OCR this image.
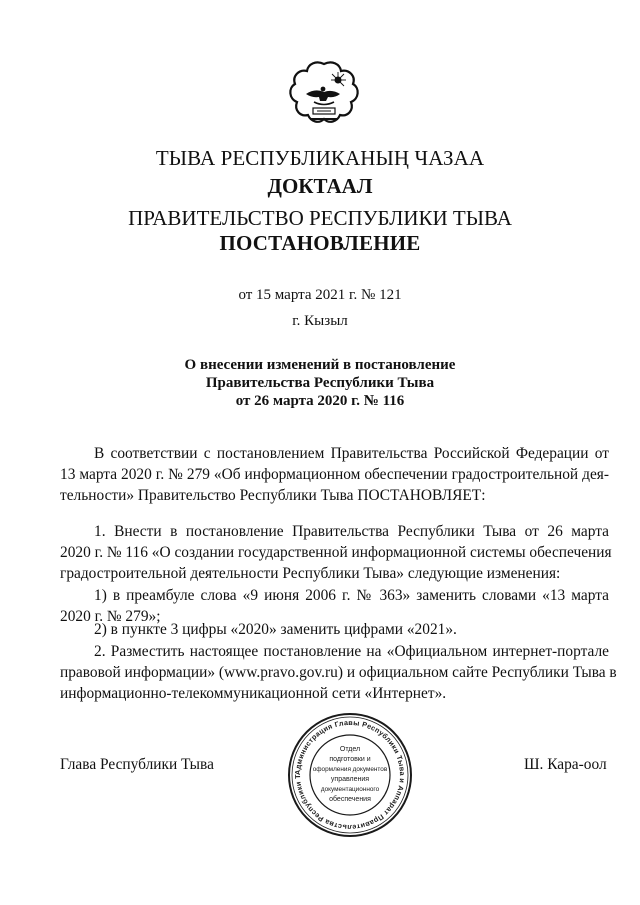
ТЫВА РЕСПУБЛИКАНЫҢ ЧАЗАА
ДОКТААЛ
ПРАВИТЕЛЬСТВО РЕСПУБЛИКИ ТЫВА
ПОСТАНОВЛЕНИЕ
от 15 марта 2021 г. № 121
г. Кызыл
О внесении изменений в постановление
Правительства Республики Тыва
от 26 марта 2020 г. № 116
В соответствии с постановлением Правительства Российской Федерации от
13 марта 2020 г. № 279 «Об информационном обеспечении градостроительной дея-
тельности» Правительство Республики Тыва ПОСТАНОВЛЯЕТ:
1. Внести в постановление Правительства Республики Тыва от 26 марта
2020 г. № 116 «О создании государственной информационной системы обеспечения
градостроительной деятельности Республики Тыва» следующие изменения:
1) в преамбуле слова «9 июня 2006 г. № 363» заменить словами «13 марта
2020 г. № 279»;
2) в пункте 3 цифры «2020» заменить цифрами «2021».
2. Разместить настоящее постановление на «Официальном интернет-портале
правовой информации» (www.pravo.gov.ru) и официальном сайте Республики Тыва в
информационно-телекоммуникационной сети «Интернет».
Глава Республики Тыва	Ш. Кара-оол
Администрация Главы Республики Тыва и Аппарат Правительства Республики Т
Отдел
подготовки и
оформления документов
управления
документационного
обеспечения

**Exercise goal:**
Reproduce each line word for word and drop the pictures.

**Completed task:**
OCR this image.
ТЫВА РЕСПУБЛИКАНЫҢ ЧАЗАА
ДОКТААЛ
ПРАВИТЕЛЬСТВО РЕСПУБЛИКИ ТЫВА
ПОСТАНОВЛЕНИЕ
от 15 марта 2021 г. № 121
г. Кызыл
О внесении изменений в постановление
Правительства Республики Тыва
от 26 марта 2020 г. № 116
В соответствии с постановлением Правительства Российской Федерации от
13 марта 2020 г. № 279 «Об информационном обеспечении градостроительной дея-
тельности» Правительство Республики Тыва ПОСТАНОВЛЯЕТ:
1. Внести в постановление Правительства Республики Тыва от 26 марта
2020 г. № 116 «О создании государственной информационной системы обеспечения
градостроительной деятельности Республики Тыва» следующие изменения:
1) в преамбуле слова «9 июня 2006 г. № 363» заменить словами «13 марта
2020 г. № 279»;
2) в пункте 3 цифры «2020» заменить цифрами «2021».
2. Разместить настоящее постановление на «Официальном интернет-портале
правовой информации» (www.pravo.gov.ru) и официальном сайте Республики Тыва в
информационно-телекоммуникационной сети «Интернет».
Глава Республики Тыва	Ш. Кара-оол
Администрация Главы Республики Тыва и Аппарат Правительства Республики Т
Отдел
подготовки и
оформления документов
управления
документационного
обеспечения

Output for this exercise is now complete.